(Instruction): Could you write out every record below exactly, leaving out any pictures?

******************************

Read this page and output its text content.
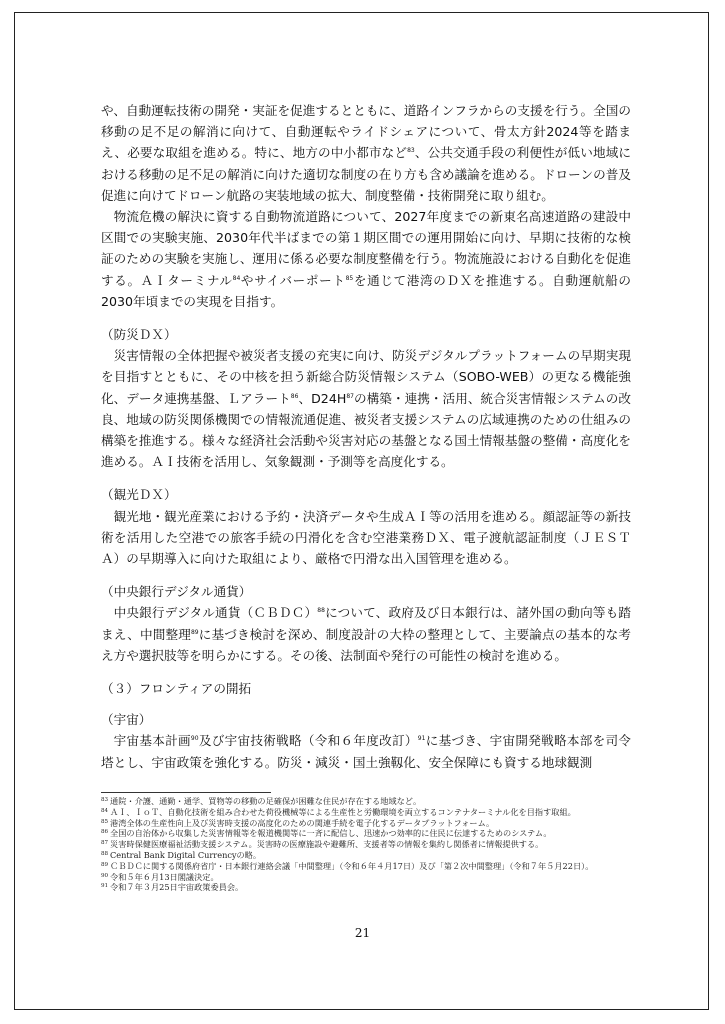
や、自動運転技術の開発・実証を促進するとともに、道路インフラからの支援を行う。全国の移動の足不足の解消に向けて、自動運転やライドシェアについて、骨太方針2024等を踏まえ、必要な取組を進める。特に、地方の中小都市など$^{83}$、公共交通手段の利便性が低い地域における移動の足不足の解消に向けた適切な制度の在り方も含め議論を進める。ドローンの普及促進に向けてドローン航路の実装地域の拡大、制度整備・技術開発に取り組む。

物流危機の解決に資する自動物流道路について、2027年度までの新東名高速道路の建設中区間での実験実施、2030年代半ばまでの第１期区間での運用開始に向け、早期に技術的な検証のための実験を実施し、運用に係る必要な制度整備を行う。物流施設における自動化を促進する。ＡＩターミナル$^{84}$やサイバーポート$^{85}$を通じて港湾のＤＸを推進する。自動運航船の2030年頃までの実現を目指す。

（防災ＤＸ）

災害情報の全体把握や被災者支援の充実に向け、防災デジタルプラットフォームの早期実現を目指すとともに、その中核を担う新総合防災情報システム（SOBO-WEB）の更なる機能強化、データ連携基盤、Ｌアラート$^{86}$、$D24H^{87}$の構築・連携・活用、統合災害情報システムの改良、地域の防災関係機関での情報流通促進、被災者支援システムの広域連携のための仕組みの構築を推進する。様々な経済社会活動や災害対応の基盤となる国土情報基盤の整備・高度化を進める。ＡＩ技術を活用し、気象観測・予測等を高度化する。

（観光ＤＸ）

観光地・観光産業における予約・決済データや生成ＡＩ等の活用を進める。顔認証等の新技術を活用した空港での旅客手続の円滑化を含む空港業務ＤＸ、電子渡航認証制度（ＪＥＳＴＡ）の早期導入に向けた取組により、厳格で円滑な出入国管理を進める。

（中央銀行デジタル通貨）

中央銀行デジタル通貨（ＣＢＤＣ）$^{88}$について、政府及び日本銀行は、諸外国の動向等も踏まえ、中間整理$^{89}$に基づき検討を深め、制度設計の大枠の整理として、主要論点の基本的な考え方や選択肢等を明らかにする。その後、法制面や発行の可能性の検討を進める。

（３）フロンティアの開拓

（宇宙）

宇宙基本計画$^{90}$及び宇宙技術戦略（令和６年度改訂）$^{91}$に基づき、宇宙開発戦略本部を司令塔とし、宇宙政策を強化する。防災・減災・国土強靱化、安全保障にも資する地球観測

83 通院・介護、通勤・通学、買物等の移動の足確保が困難な住民が存在する地域など。
84 ＡＩ、ＩｏＴ、自動化技術を組み合わせた荷役機械等による生産性と労働環境を両立するコンテナターミナル化を目指す取組。
85 港湾全体の生産性向上及び災害時支援の高度化のための関連手続を電子化するデータプラットフォーム。
86 全国の自治体から収集した災害情報等を報道機関等に一斉に配信し、迅速かつ効率的に住民に伝達するためのシステム。
87 災害時保健医療福祉活動支援システム。災害時の医療施設や避難所、支援者等の情報を集約し関係者に情報提供する。
88 Central Bank Digital Currencyの略。
89 ＣＢＤＣに関する関係府省庁・日本銀行連絡会議「中間整理」（令和６年４月17日）及び「第２次中間整理」（令和７年５月22日）。
90 令和５年６月13日閣議決定。
91 令和７年３月25日宇宙政策委員会。
21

******************************

(Reply to the exercise):
Read this page and output its text content.
や、自動運転技術の開発・実証を促進するとともに、道路インフラからの支援を行う。全国の移動の足不足の解消に向けて、自動運転やライドシェアについて、骨太方針2024等を踏まえ、必要な取組を進める。特に、地方の中小都市など$^{83}$、公共交通手段の利便性が低い地域における移動の足不足の解消に向けた適切な制度の在り方も含め議論を進める。ドローンの普及促進に向けてドローン航路の実装地域の拡大、制度整備・技術開発に取り組む。

物流危機の解決に資する自動物流道路について、2027年度までの新東名高速道路の建設中区間での実験実施、2030年代半ばまでの第１期区間での運用開始に向け、早期に技術的な検証のための実験を実施し、運用に係る必要な制度整備を行う。物流施設における自動化を促進する。ＡＩターミナル$^{84}$やサイバーポート$^{85}$を通じて港湾のＤＸを推進する。自動運航船の2030年頃までの実現を目指す。

（防災ＤＸ）

災害情報の全体把握や被災者支援の充実に向け、防災デジタルプラットフォームの早期実現を目指すとともに、その中核を担う新総合防災情報システム（SOBO-WEB）の更なる機能強化、データ連携基盤、Ｌアラート$^{86}$、$D24H^{87}$の構築・連携・活用、統合災害情報システムの改良、地域の防災関係機関での情報流通促進、被災者支援システムの広域連携のための仕組みの構築を推進する。様々な経済社会活動や災害対応の基盤となる国土情報基盤の整備・高度化を進める。ＡＩ技術を活用し、気象観測・予測等を高度化する。

（観光ＤＸ）

観光地・観光産業における予約・決済データや生成ＡＩ等の活用を進める。顔認証等の新技術を活用した空港での旅客手続の円滑化を含む空港業務ＤＸ、電子渡航認証制度（ＪＥＳＴＡ）の早期導入に向けた取組により、厳格で円滑な出入国管理を進める。

（中央銀行デジタル通貨）

中央銀行デジタル通貨（ＣＢＤＣ）$^{88}$について、政府及び日本銀行は、諸外国の動向等も踏まえ、中間整理$^{89}$に基づき検討を深め、制度設計の大枠の整理として、主要論点の基本的な考え方や選択肢等を明らかにする。その後、法制面や発行の可能性の検討を進める。

（３）フロンティアの開拓

（宇宙）

宇宙基本計画$^{90}$及び宇宙技術戦略（令和６年度改訂）$^{91}$に基づき、宇宙開発戦略本部を司令塔とし、宇宙政策を強化する。防災・減災・国土強靱化、安全保障にも資する地球観測

83 通院・介護、通勤・通学、買物等の移動の足確保が困難な住民が存在する地域など。
84 ＡＩ、ＩｏＴ、自動化技術を組み合わせた荷役機械等による生産性と労働環境を両立するコンテナターミナル化を目指す取組。
85 港湾全体の生産性向上及び災害時支援の高度化のための関連手続を電子化するデータプラットフォーム。
86 全国の自治体から収集した災害情報等を報道機関等に一斉に配信し、迅速かつ効率的に住民に伝達するためのシステム。
87 災害時保健医療福祉活動支援システム。災害時の医療施設や避難所、支援者等の情報を集約し関係者に情報提供する。
88 Central Bank Digital Currencyの略。
89 ＣＢＤＣに関する関係府省庁・日本銀行連絡会議「中間整理」（令和６年４月17日）及び「第２次中間整理」（令和７年５月22日）。
90 令和５年６月13日閣議決定。
91 令和７年３月25日宇宙政策委員会。
21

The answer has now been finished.